Stored data entries
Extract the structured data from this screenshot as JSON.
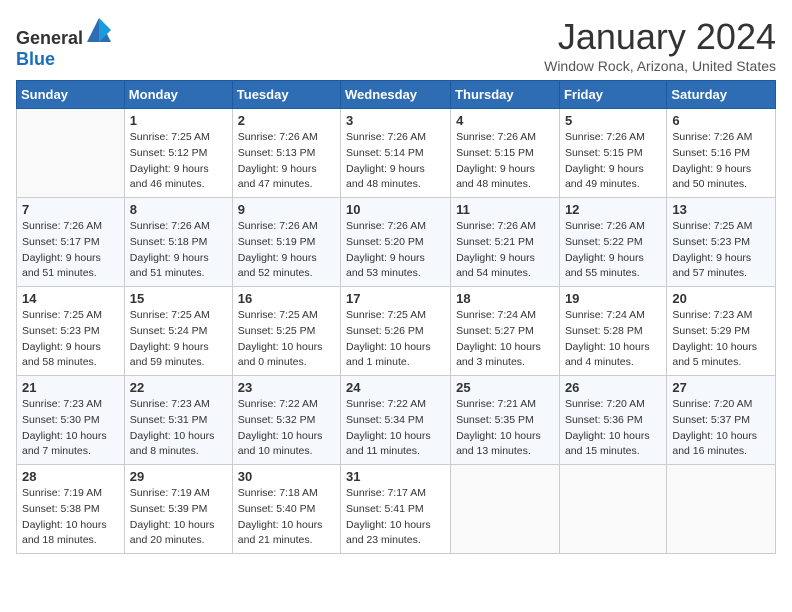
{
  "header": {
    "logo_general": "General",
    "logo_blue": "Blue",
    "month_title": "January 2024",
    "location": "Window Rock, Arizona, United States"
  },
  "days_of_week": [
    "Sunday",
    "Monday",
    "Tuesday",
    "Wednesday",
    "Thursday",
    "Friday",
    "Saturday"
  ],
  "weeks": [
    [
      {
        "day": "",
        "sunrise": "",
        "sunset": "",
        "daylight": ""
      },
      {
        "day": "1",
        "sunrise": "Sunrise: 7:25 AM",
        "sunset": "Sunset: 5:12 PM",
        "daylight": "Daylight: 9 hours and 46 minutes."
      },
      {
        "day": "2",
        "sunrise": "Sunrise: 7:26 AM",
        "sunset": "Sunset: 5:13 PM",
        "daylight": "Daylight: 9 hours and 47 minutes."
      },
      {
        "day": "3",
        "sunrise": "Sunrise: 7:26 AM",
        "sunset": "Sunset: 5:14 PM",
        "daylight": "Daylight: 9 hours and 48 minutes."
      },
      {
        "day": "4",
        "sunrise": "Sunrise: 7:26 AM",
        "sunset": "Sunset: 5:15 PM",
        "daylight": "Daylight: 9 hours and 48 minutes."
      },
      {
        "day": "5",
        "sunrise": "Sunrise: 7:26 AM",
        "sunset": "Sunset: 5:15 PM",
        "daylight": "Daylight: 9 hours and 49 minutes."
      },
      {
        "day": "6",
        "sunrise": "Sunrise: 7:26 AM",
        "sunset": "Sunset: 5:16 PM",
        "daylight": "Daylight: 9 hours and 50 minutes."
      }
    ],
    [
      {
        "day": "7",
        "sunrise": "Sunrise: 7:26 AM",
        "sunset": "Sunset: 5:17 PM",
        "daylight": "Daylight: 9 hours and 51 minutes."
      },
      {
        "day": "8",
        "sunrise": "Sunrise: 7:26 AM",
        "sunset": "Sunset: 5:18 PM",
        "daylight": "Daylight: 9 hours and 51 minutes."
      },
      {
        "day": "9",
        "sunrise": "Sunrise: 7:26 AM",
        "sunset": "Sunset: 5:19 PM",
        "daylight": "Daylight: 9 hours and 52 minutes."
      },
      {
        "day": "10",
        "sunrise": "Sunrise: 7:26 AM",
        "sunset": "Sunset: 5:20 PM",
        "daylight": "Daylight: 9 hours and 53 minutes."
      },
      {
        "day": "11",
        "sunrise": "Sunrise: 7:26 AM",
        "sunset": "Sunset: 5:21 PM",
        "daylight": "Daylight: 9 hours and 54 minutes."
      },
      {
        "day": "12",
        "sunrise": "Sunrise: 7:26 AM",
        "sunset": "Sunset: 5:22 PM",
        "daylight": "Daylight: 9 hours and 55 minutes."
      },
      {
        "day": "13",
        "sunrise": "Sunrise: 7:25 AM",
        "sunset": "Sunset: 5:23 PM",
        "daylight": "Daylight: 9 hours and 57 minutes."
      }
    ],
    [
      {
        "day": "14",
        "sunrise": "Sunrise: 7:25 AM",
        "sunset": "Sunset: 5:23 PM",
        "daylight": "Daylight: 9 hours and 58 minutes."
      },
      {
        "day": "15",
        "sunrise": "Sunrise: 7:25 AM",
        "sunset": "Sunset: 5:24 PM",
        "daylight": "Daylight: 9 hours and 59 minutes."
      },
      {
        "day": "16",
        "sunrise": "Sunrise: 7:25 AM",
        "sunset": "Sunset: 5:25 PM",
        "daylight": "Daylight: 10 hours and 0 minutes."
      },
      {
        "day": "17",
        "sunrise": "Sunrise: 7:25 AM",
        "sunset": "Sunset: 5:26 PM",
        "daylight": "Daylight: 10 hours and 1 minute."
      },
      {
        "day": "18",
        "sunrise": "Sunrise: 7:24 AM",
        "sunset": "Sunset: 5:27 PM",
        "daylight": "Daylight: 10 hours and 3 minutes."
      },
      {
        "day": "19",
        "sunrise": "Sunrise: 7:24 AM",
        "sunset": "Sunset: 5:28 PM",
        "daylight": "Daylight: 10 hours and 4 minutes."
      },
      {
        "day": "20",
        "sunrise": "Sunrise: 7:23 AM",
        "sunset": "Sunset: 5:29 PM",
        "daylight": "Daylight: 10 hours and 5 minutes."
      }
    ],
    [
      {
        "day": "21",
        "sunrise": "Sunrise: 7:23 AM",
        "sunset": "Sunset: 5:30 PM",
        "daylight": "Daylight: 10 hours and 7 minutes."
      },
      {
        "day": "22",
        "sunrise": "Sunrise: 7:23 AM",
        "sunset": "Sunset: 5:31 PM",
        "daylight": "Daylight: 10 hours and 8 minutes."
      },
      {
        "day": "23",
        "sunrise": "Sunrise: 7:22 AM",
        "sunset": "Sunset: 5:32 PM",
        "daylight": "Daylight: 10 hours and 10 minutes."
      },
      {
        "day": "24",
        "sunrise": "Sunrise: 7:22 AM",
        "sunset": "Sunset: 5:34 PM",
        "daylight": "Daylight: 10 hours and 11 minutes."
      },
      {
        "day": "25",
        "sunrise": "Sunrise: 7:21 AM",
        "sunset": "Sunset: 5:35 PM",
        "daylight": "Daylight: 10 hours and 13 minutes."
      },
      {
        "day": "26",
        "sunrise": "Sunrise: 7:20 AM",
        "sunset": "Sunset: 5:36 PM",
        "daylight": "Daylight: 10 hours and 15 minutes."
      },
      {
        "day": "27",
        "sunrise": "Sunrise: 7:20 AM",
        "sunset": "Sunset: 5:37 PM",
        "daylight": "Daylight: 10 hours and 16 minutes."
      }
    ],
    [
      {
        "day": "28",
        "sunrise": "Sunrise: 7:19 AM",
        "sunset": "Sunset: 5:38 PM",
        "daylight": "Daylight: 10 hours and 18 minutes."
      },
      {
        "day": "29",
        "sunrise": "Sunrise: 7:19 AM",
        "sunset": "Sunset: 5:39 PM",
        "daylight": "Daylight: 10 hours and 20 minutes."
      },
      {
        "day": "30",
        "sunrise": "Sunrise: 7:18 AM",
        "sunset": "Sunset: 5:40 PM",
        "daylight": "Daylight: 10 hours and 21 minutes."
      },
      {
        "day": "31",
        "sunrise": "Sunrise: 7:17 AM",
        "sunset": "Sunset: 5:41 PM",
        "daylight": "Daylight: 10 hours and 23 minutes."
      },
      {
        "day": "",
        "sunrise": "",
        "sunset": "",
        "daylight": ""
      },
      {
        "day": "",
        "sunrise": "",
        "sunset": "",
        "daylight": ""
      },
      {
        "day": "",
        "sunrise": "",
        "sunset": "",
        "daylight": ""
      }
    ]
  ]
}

--

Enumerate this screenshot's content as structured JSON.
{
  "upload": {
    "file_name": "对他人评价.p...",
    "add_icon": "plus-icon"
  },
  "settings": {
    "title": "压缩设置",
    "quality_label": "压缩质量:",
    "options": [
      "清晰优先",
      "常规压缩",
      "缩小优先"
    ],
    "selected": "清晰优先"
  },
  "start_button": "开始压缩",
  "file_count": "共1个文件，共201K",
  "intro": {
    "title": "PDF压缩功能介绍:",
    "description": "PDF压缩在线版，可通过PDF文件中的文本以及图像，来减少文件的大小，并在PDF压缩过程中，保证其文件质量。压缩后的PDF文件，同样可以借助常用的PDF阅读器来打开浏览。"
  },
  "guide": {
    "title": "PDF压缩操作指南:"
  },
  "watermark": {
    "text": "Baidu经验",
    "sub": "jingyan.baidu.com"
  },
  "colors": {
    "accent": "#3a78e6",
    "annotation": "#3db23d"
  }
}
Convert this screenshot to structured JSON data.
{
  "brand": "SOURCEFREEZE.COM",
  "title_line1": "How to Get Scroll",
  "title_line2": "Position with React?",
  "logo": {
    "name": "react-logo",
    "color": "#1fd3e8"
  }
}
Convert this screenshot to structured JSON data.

# [Work required]
Go through the records. Copy each line where "screenshot" appears.

# [Exercise response]
Extract the structured data from this screenshot as JSON.
Enumerate this screenshot's content as structured JSON.
Convert this screenshot to structured JSON data.
Convert this screenshot to structured JSON data.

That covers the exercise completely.